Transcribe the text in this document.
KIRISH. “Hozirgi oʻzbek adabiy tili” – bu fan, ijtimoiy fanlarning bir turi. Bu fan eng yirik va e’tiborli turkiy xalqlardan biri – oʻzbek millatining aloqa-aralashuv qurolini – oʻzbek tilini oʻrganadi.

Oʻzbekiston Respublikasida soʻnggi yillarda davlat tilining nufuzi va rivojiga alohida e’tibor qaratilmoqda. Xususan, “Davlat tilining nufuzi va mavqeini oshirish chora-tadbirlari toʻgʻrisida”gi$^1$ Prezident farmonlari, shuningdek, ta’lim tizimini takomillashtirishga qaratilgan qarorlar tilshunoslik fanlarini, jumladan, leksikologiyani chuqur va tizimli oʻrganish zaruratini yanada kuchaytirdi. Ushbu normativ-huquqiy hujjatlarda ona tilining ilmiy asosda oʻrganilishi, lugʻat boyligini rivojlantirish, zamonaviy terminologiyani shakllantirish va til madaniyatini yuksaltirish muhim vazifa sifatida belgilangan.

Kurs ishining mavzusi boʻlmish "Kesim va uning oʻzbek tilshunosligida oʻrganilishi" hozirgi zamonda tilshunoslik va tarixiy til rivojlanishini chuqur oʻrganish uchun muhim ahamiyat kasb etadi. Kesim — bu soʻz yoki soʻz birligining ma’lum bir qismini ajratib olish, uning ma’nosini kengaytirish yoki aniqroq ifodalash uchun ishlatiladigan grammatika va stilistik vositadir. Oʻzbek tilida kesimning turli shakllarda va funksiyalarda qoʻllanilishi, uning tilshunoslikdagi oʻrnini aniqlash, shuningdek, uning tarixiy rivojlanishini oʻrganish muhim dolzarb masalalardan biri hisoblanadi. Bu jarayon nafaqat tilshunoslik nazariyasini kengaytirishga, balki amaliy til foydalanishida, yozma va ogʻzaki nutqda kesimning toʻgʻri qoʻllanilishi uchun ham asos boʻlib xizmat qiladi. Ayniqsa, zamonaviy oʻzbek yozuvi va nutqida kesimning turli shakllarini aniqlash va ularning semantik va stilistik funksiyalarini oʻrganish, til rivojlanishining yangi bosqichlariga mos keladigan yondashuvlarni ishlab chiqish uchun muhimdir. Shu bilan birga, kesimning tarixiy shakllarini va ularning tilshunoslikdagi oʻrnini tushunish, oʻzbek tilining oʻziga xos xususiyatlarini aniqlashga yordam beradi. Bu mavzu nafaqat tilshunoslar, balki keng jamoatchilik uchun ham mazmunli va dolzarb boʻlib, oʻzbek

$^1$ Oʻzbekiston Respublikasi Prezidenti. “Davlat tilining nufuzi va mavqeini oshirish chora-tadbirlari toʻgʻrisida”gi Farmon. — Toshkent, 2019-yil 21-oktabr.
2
+++
** TASK DESCRIPTION **
Would you give the material above again, complete and exact?

** EXERCISE RESPONSE **
Transcribe the text in this document.
KIRISH. “Hozirgi oʻzbek adabiy tili” – bu fan, ijtimoiy fanlarning bir turi. Bu fan eng yirik va e’tiborli turkiy xalqlardan biri – oʻzbek millatining aloqa-aralashuv qurolini – oʻzbek tilini oʻrganadi.

Oʻzbekiston Respublikasida soʻnggi yillarda davlat tilining nufuzi va rivojiga alohida e’tibor qaratilmoqda. Xususan, “Davlat tilining nufuzi va mavqeini oshirish chora-tadbirlari toʻgʻrisida”gi$^1$ Prezident farmonlari, shuningdek, ta’lim tizimini takomillashtirishga qaratilgan qarorlar tilshunoslik fanlarini, jumladan, leksikologiyani chuqur va tizimli oʻrganish zaruratini yanada kuchaytirdi. Ushbu normativ-huquqiy hujjatlarda ona tilining ilmiy asosda oʻrganilishi, lugʻat boyligini rivojlantirish, zamonaviy terminologiyani shakllantirish va til madaniyatini yuksaltirish muhim vazifa sifatida belgilangan.

Kurs ishining mavzusi boʻlmish "Kesim va uning oʻzbek tilshunosligida oʻrganilishi" hozirgi zamonda tilshunoslik va tarixiy til rivojlanishini chuqur oʻrganish uchun muhim ahamiyat kasb etadi. Kesim — bu soʻz yoki soʻz birligining ma’lum bir qismini ajratib olish, uning ma’nosini kengaytirish yoki aniqroq ifodalash uchun ishlatiladigan grammatika va stilistik vositadir. Oʻzbek tilida kesimning turli shakllarda va funksiyalarda qoʻllanilishi, uning tilshunoslikdagi oʻrnini aniqlash, shuningdek, uning tarixiy rivojlanishini oʻrganish muhim dolzarb masalalardan biri hisoblanadi. Bu jarayon nafaqat tilshunoslik nazariyasini kengaytirishga, balki amaliy til foydalanishida, yozma va ogʻzaki nutqda kesimning toʻgʻri qoʻllanilishi uchun ham asos boʻlib xizmat qiladi. Ayniqsa, zamonaviy oʻzbek yozuvi va nutqida kesimning turli shakllarini aniqlash va ularning semantik va stilistik funksiyalarini oʻrganish, til rivojlanishining yangi bosqichlariga mos keladigan yondashuvlarni ishlab chiqish uchun muhimdir. Shu bilan birga, kesimning tarixiy shakllarini va ularning tilshunoslikdagi oʻrnini tushunish, oʻzbek tilining oʻziga xos xususiyatlarini aniqlashga yordam beradi. Bu mavzu nafaqat tilshunoslar, balki keng jamoatchilik uchun ham mazmunli va dolzarb boʻlib, oʻzbek

$^1$ Oʻzbekiston Respublikasi Prezidenti. “Davlat tilining nufuzi va mavqeini oshirish chora-tadbirlari toʻgʻrisida”gi Farmon. — Toshkent, 2019-yil 21-oktabr.
2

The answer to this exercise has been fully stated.